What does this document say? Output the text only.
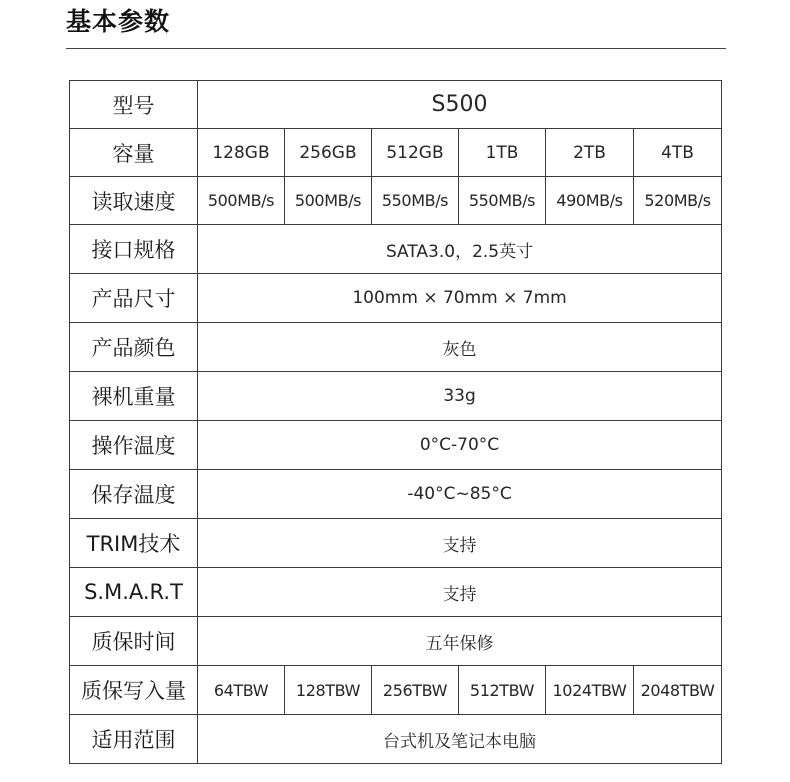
基本参数
型号	S500					
容量	128GB	256GB	512GB	1TB	2TB	4TB
读取速度	500MB/s	500MB/s	550MB/s	550MB/s	490MB/s	520MB/s
接口规格	SATA3.0，2.5英寸					
产品尺寸	100mm × 70mm × 7mm					
产品颜色	灰色					
裸机重量	33g					
操作温度	0°C-70°C					
保存温度	-40°C~85°C					
TRIM技术	支持					
S.M.A.R.T	支持					
质保时间	五年保修					
质保写入量	64TBW	128TBW	256TBW	512TBW	1024TBW	2048TBW
适用范围	台式机及笔记本电脑					
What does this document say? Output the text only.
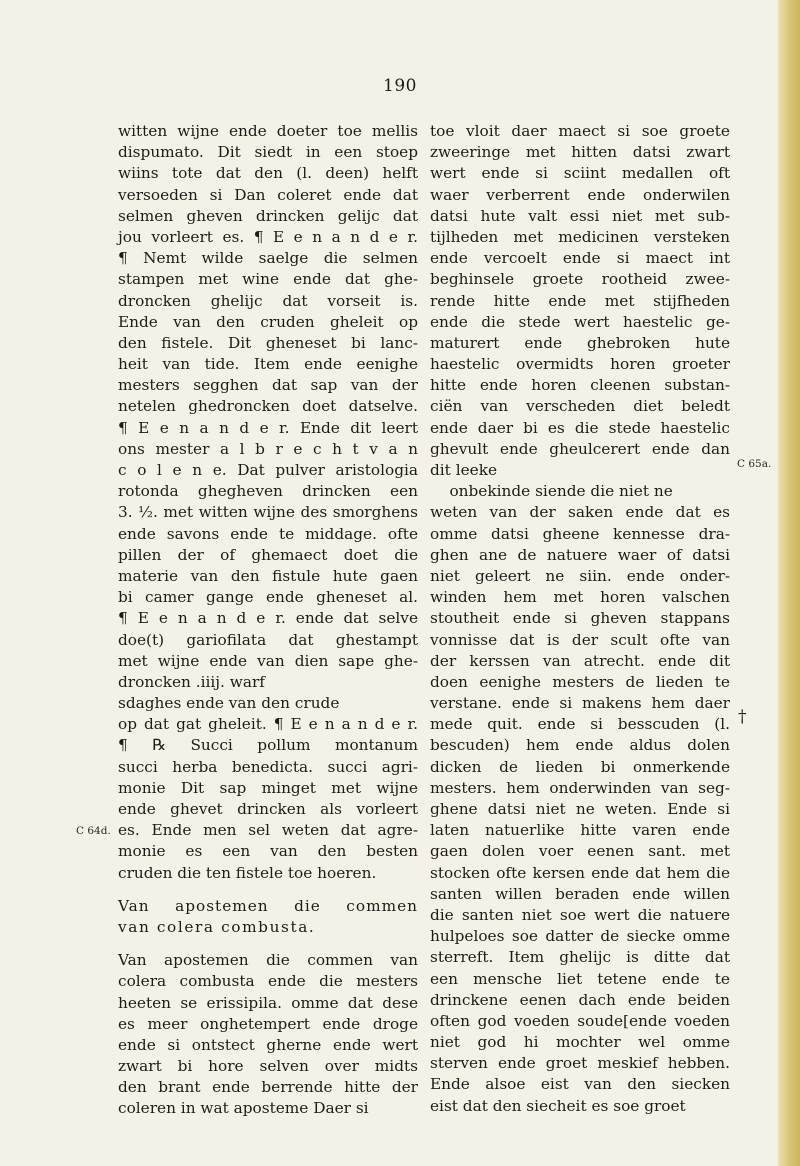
190
C 64d.
C 65a.
†
witten wijne ende doeter toe mellis
dispumato. Dit siedt in een stoep
wiins tote dat den (l. deen) helft
versoeden si Dan coleret ende dat
selmen gheven drincken gelijc dat
jou vorleert es. ¶ E e n a n d e r.
¶ Nemt wilde saelge die selmen
stampen met wine ende dat ghe-
droncken ghelijc dat vorseit is.
Ende van den cruden gheleit op
den fistele. Dit gheneset bi lanc-
heit van tide. Item ende eenighe
mesters segghen dat sap van der
netelen ghedroncken doet datselve.
¶ E e n a n d e r. Ende dit leert
ons mester a l b r e c h t v a n
c o l e n e. Dat pulver aristologia
rotonda ghegheven drincken een
3. ½. met witten wijne des smorghens
ende savons ende te middage. ofte
pillen der of ghemaect doet die
materie van den fistule hute gaen
bi camer gange ende gheneset al.
¶ E e n a n d e r. ende dat selve
doe(t) gariofilata dat ghestampt
met wijne ende van dien sape ghe-
droncken .iiij. warf
sdaghes ende van den crude
op dat gat gheleit. ¶ E e n a n d e r.
¶ ℞ Succi pollum montanum
succi herba benedicta. succi agri-
monie Dit sap minget met wijne
ende ghevet drincken als vorleert
es. Ende men sel weten dat agre-
monie es een van den besten
cruden die ten fistele toe hoeren.
Van apostemen die commen
van colera combusta.
Van apostemen die commen van
colera combusta ende die mesters
heeten se erissipila. omme dat dese
es meer onghetempert ende droge
ende si ontstect gherne ende wert
zwart bi hore selven over midts
den brant ende berrende hitte der
coleren in wat aposteme Daer si
toe vloit daer maect si soe groete
zweeringe met hitten datsi zwart
wert ende si sciint medallen oft
waer verberrent ende onderwilen
datsi hute valt essi niet met sub-
tijlheden met medicinen versteken
ende vercoelt ende si maect int
beghinsele groete rootheid zwee-
rende hitte ende met stijfheden
ende die stede wert haestelic ge-
maturert ende ghebroken hute
haestelic overmidts horen groeter
hitte ende horen cleenen substan-
ciën van verscheden diet beledt
ende daer bi es die stede haestelic
ghevult ende gheulcerert ende dan
dit leeke
onbekinde siende die niet ne
weten van der saken ende dat es
omme datsi gheene kennesse dra-
ghen ane de natuere waer of datsi
niet geleert ne siin. ende onder-
winden hem met horen valschen
stoutheit ende si gheven stappans
vonnisse dat is der scult ofte van
der kerssen van atrecht. ende dit
doen eenighe mesters de lieden te
verstane. ende si makens hem daer
mede quit. ende si besscuden (l.
bescuden) hem ende aldus dolen
dicken de lieden bi onmerkende
mesters. hem onderwinden van seg-
ghene datsi niet ne weten. Ende si
laten natuerlike hitte varen ende
gaen dolen voer eenen sant. met
stocken ofte kersen ende dat hem die
santen willen beraden ende willen
die santen niet soe wert die natuere
hulpeloes soe datter de siecke omme
sterreft. Item ghelijc is ditte dat
een mensche liet tetene ende te
drinckene eenen dach ende beiden
often god voeden soude[ende voeden
niet god hi mochter wel omme
sterven ende groet meskief hebben.
Ende alsoe eist van den siecken
eist dat den siecheit es soe groet
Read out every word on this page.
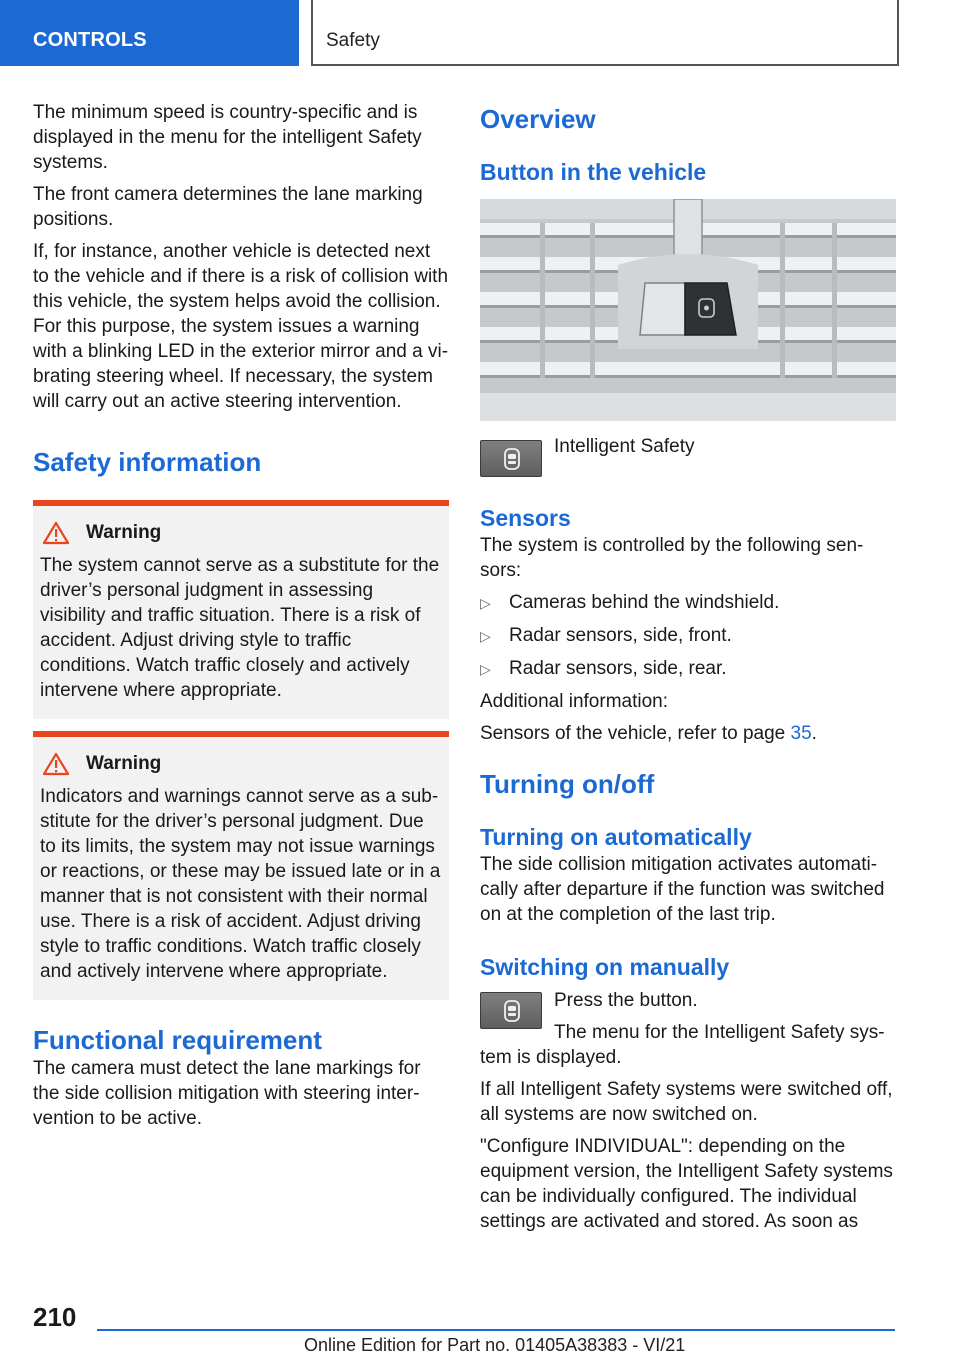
CONTROLS	Safety

The minimum speed is country-specific and is displayed in the menu for the intelligent Safety systems.

The front camera determines the lane marking positions.

If, for instance, another vehicle is detected next to the vehicle and if there is a risk of collision with this vehicle, the system helps avoid the collision. For this purpose, the system issues a warning with a blinking LED in the exterior mirror and a vibrating steering wheel. If necessary, the system will carry out an active steering intervention.

Safety information
Warning

The system cannot serve as a substitute for the driver’s personal judgment in assessing visibility and traffic situation. There is a risk of accident. Adjust driving style to traffic conditions. Watch traffic closely and actively intervene where appropriate.

Warning

Indicators and warnings cannot serve as a substitute for the driver’s personal judgment. Due to its limits, the system may not issue warnings or reactions, or these may be issued late or in a manner that is not consistent with their normal use. There is a risk of accident. Adjust driving style to traffic conditions. Watch traffic closely and actively intervene where appropriate.

Functional requirement

The camera must detect the lane markings for the side collision mitigation with steering intervention to be active.

Overview
Button in the vehicle
Intelligent Safety
Sensors

The system is controlled by the following sensors:

▷ Cameras behind the windshield.
▷ Radar sensors, side, front.
▷ Radar sensors, side, rear.

Additional information:

Sensors of the vehicle, refer to page 35.

Turning on/off
Turning on automatically

The side collision mitigation activates automatically after departure if the function was switched on at the completion of the last trip.

Switching on manually

Press the button.

The menu for the Intelligent Safety system is displayed.

If all Intelligent Safety systems were switched off, all systems are now switched on.

"Configure INDIVIDUAL": depending on the equipment version, the Intelligent Safety systems can be individually configured. The individual settings are activated and stored. As soon as

210
Online Edition for Part no. 01405A38383 - VI/21
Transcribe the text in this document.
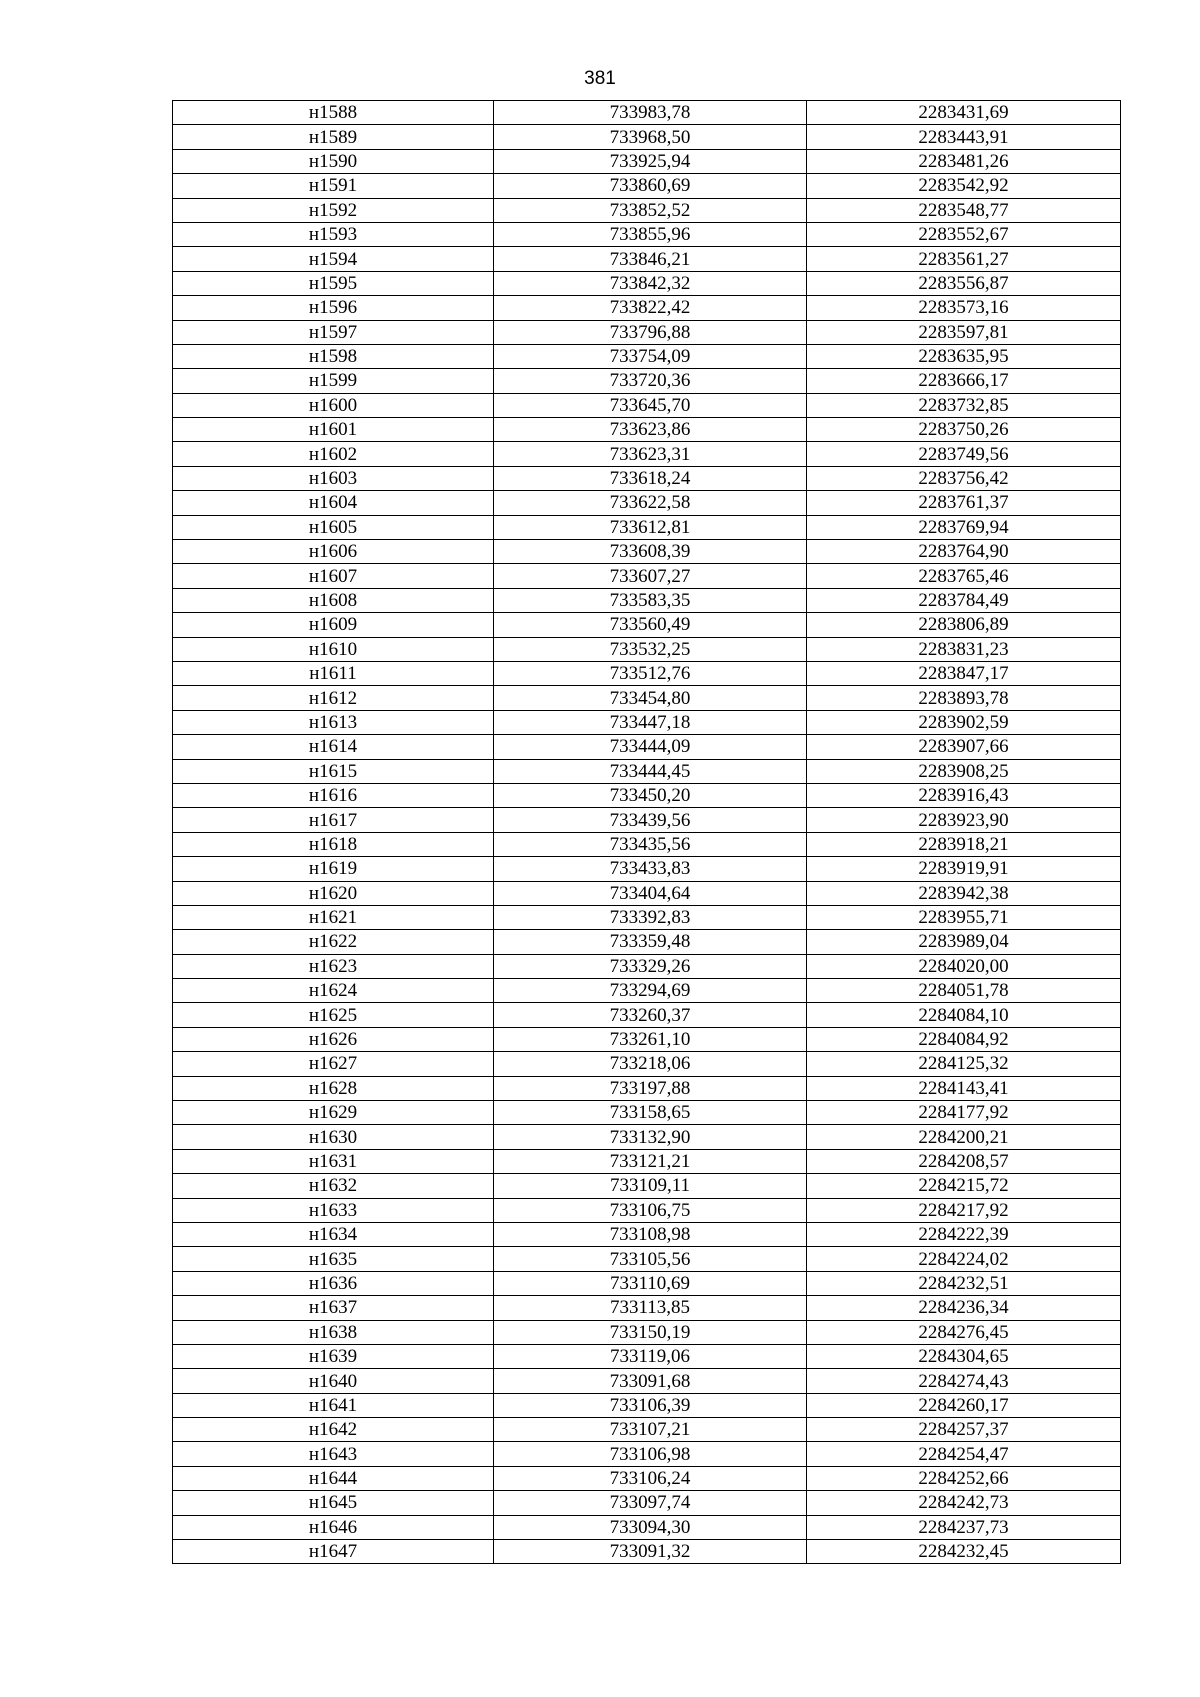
381
н1588	733983,78	2283431,69
н1589	733968,50	2283443,91
н1590	733925,94	2283481,26
н1591	733860,69	2283542,92
н1592	733852,52	2283548,77
н1593	733855,96	2283552,67
н1594	733846,21	2283561,27
н1595	733842,32	2283556,87
н1596	733822,42	2283573,16
н1597	733796,88	2283597,81
н1598	733754,09	2283635,95
н1599	733720,36	2283666,17
н1600	733645,70	2283732,85
н1601	733623,86	2283750,26
н1602	733623,31	2283749,56
н1603	733618,24	2283756,42
н1604	733622,58	2283761,37
н1605	733612,81	2283769,94
н1606	733608,39	2283764,90
н1607	733607,27	2283765,46
н1608	733583,35	2283784,49
н1609	733560,49	2283806,89
н1610	733532,25	2283831,23
н1611	733512,76	2283847,17
н1612	733454,80	2283893,78
н1613	733447,18	2283902,59
н1614	733444,09	2283907,66
н1615	733444,45	2283908,25
н1616	733450,20	2283916,43
н1617	733439,56	2283923,90
н1618	733435,56	2283918,21
н1619	733433,83	2283919,91
н1620	733404,64	2283942,38
н1621	733392,83	2283955,71
н1622	733359,48	2283989,04
н1623	733329,26	2284020,00
н1624	733294,69	2284051,78
н1625	733260,37	2284084,10
н1626	733261,10	2284084,92
н1627	733218,06	2284125,32
н1628	733197,88	2284143,41
н1629	733158,65	2284177,92
н1630	733132,90	2284200,21
н1631	733121,21	2284208,57
н1632	733109,11	2284215,72
н1633	733106,75	2284217,92
н1634	733108,98	2284222,39
н1635	733105,56	2284224,02
н1636	733110,69	2284232,51
н1637	733113,85	2284236,34
н1638	733150,19	2284276,45
н1639	733119,06	2284304,65
н1640	733091,68	2284274,43
н1641	733106,39	2284260,17
н1642	733107,21	2284257,37
н1643	733106,98	2284254,47
н1644	733106,24	2284252,66
н1645	733097,74	2284242,73
н1646	733094,30	2284237,73
н1647	733091,32	2284232,45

• **BRIEF**: Output every entry exactly as given; pictures are not part of the copy.

• **SOLUTION FOR THIS TASK**:
What does this document say? Output the text only.
基本参数
型号	S500					
容量	128GB	256GB	512GB	1TB	2TB	4TB
读取速度	500MB/s	500MB/s	550MB/s	550MB/s	490MB/s	520MB/s
接口规格	SATA3.0，2.5英寸					
产品尺寸	100mm × 70mm × 7mm					
产品颜色	灰色					
裸机重量	33g					
操作温度	0°C-70°C					
保存温度	-40°C~85°C					
TRIM技术	支持					
S.M.A.R.T	支持					
质保时间	五年保修					
质保写入量	64TBW	128TBW	256TBW	512TBW	1024TBW	2048TBW
适用范围	台式机及笔记本电脑					
What does this document say? Output the text only.
190
C 64d.
C 65a.
†
witten wijne ende doeter toe mellis
dispumato. Dit siedt in een stoep
wiins tote dat den (l. deen) helft
versoeden si Dan coleret ende dat
selmen gheven drincken gelijc dat
jou vorleert es. ¶ E e n a n d e r.
¶ Nemt wilde saelge die selmen
stampen met wine ende dat ghe-
droncken ghelijc dat vorseit is.
Ende van den cruden gheleit op
den fistele. Dit gheneset bi lanc-
heit van tide. Item ende eenighe
mesters segghen dat sap van der
netelen ghedroncken doet datselve.
¶ E e n a n d e r. Ende dit leert
ons mester a l b r e c h t v a n
c o l e n e. Dat pulver aristologia
rotonda ghegheven drincken een
3. ½. met witten wijne des smorghens
ende savons ende te middage. ofte
pillen der of ghemaect doet die
materie van den fistule hute gaen
bi camer gange ende gheneset al.
¶ E e n a n d e r. ende dat selve
doe(t) gariofilata dat ghestampt
met wijne ende van dien sape ghe-
droncken .iiij. warf
sdaghes ende van den crude
op dat gat gheleit. ¶ E e n a n d e r.
¶ ℞ Succi pollum montanum
succi herba benedicta. succi agri-
monie Dit sap minget met wijne
ende ghevet drincken als vorleert
es. Ende men sel weten dat agre-
monie es een van den besten
cruden die ten fistele toe hoeren.
Van apostemen die commen
van colera combusta.
Van apostemen die commen van
colera combusta ende die mesters
heeten se erissipila. omme dat dese
es meer onghetempert ende droge
ende si ontstect gherne ende wert
zwart bi hore selven over midts
den brant ende berrende hitte der
coleren in wat aposteme Daer si
toe vloit daer maect si soe groete
zweeringe met hitten datsi zwart
wert ende si sciint medallen oft
waer verberrent ende onderwilen
datsi hute valt essi niet met sub-
tijlheden met medicinen versteken
ende vercoelt ende si maect int
beghinsele groete rootheid zwee-
rende hitte ende met stijfheden
ende die stede wert haestelic ge-
maturert ende ghebroken hute
haestelic overmidts horen groeter
hitte ende horen cleenen substan-
ciën van verscheden diet beledt
ende daer bi es die stede haestelic
ghevult ende gheulcerert ende dan
dit leeke
onbekinde siende die niet ne
weten van der saken ende dat es
omme datsi gheene kennesse dra-
ghen ane de natuere waer of datsi
niet geleert ne siin. ende onder-
winden hem met horen valschen
stoutheit ende si gheven stappans
vonnisse dat is der scult ofte van
der kerssen van atrecht. ende dit
doen eenighe mesters de lieden te
verstane. ende si makens hem daer
mede quit. ende si besscuden (l.
bescuden) hem ende aldus dolen
dicken de lieden bi onmerkende
mesters. hem onderwinden van seg-
ghene datsi niet ne weten. Ende si
laten natuerlike hitte varen ende
gaen dolen voer eenen sant. met
stocken ofte kersen ende dat hem die
santen willen beraden ende willen
die santen niet soe wert die natuere
hulpeloes soe datter de siecke omme
sterreft. Item ghelijc is ditte dat
een mensche liet tetene ende te
drinckene eenen dach ende beiden
often god voeden soude[ende voeden
niet god hi mochter wel omme
sterven ende groet meskief hebben.
Ende alsoe eist van den siecken
eist dat den siecheit es soe groet
Read out every word on this page.
CONTROLS	Safety

The minimum speed is country-specific and is displayed in the menu for the intelligent Safety systems.

The front camera determines the lane marking positions.

If, for instance, another vehicle is detected next to the vehicle and if there is a risk of collision with this vehicle, the system helps avoid the collision. For this purpose, the system issues a warning with a blinking LED in the exterior mirror and a vibrating steering wheel. If necessary, the system will carry out an active steering intervention.

Safety information
Warning

The system cannot serve as a substitute for the driver’s personal judgment in assessing visibility and traffic situation. There is a risk of accident. Adjust driving style to traffic conditions. Watch traffic closely and actively intervene where appropriate.

Warning

Indicators and warnings cannot serve as a substitute for the driver’s personal judgment. Due to its limits, the system may not issue warnings or reactions, or these may be issued late or in a manner that is not consistent with their normal use. There is a risk of accident. Adjust driving style to traffic conditions. Watch traffic closely and actively intervene where appropriate.

Functional requirement

The camera must detect the lane markings for the side collision mitigation with steering intervention to be active.

Overview
Button in the vehicle
Intelligent Safety
Sensors

The system is controlled by the following sensors:

▷ Cameras behind the windshield.
▷ Radar sensors, side, front.
▷ Radar sensors, side, rear.

Additional information:

Sensors of the vehicle, refer to page 35.

Turning on/off
Turning on automatically

The side collision mitigation activates automatically after departure if the function was switched on at the completion of the last trip.

Switching on manually

Press the button.

The menu for the Intelligent Safety system is displayed.

If all Intelligent Safety systems were switched off, all systems are now switched on.

"Configure INDIVIDUAL": depending on the equipment version, the Intelligent Safety systems can be individually configured. The individual settings are activated and stored. As soon as

210
Online Edition for Part no. 01405A38383 - VI/21
Transcribe the text in this document.
381
н1588	733983,78	2283431,69
н1589	733968,50	2283443,91
н1590	733925,94	2283481,26
н1591	733860,69	2283542,92
н1592	733852,52	2283548,77
н1593	733855,96	2283552,67
н1594	733846,21	2283561,27
н1595	733842,32	2283556,87
н1596	733822,42	2283573,16
н1597	733796,88	2283597,81
н1598	733754,09	2283635,95
н1599	733720,36	2283666,17
н1600	733645,70	2283732,85
н1601	733623,86	2283750,26
н1602	733623,31	2283749,56
н1603	733618,24	2283756,42
н1604	733622,58	2283761,37
н1605	733612,81	2283769,94
н1606	733608,39	2283764,90
н1607	733607,27	2283765,46
н1608	733583,35	2283784,49
н1609	733560,49	2283806,89
н1610	733532,25	2283831,23
н1611	733512,76	2283847,17
н1612	733454,80	2283893,78
н1613	733447,18	2283902,59
н1614	733444,09	2283907,66
н1615	733444,45	2283908,25
н1616	733450,20	2283916,43
н1617	733439,56	2283923,90
н1618	733435,56	2283918,21
н1619	733433,83	2283919,91
н1620	733404,64	2283942,38
н1621	733392,83	2283955,71
н1622	733359,48	2283989,04
н1623	733329,26	2284020,00
н1624	733294,69	2284051,78
н1625	733260,37	2284084,10
н1626	733261,10	2284084,92
н1627	733218,06	2284125,32
н1628	733197,88	2284143,41
н1629	733158,65	2284177,92
н1630	733132,90	2284200,21
н1631	733121,21	2284208,57
н1632	733109,11	2284215,72
н1633	733106,75	2284217,92
н1634	733108,98	2284222,39
н1635	733105,56	2284224,02
н1636	733110,69	2284232,51
н1637	733113,85	2284236,34
н1638	733150,19	2284276,45
н1639	733119,06	2284304,65
н1640	733091,68	2284274,43
н1641	733106,39	2284260,17
н1642	733107,21	2284257,37
н1643	733106,98	2284254,47
н1644	733106,24	2284252,66
н1645	733097,74	2284242,73
н1646	733094,30	2284237,73
н1647	733091,32	2284232,45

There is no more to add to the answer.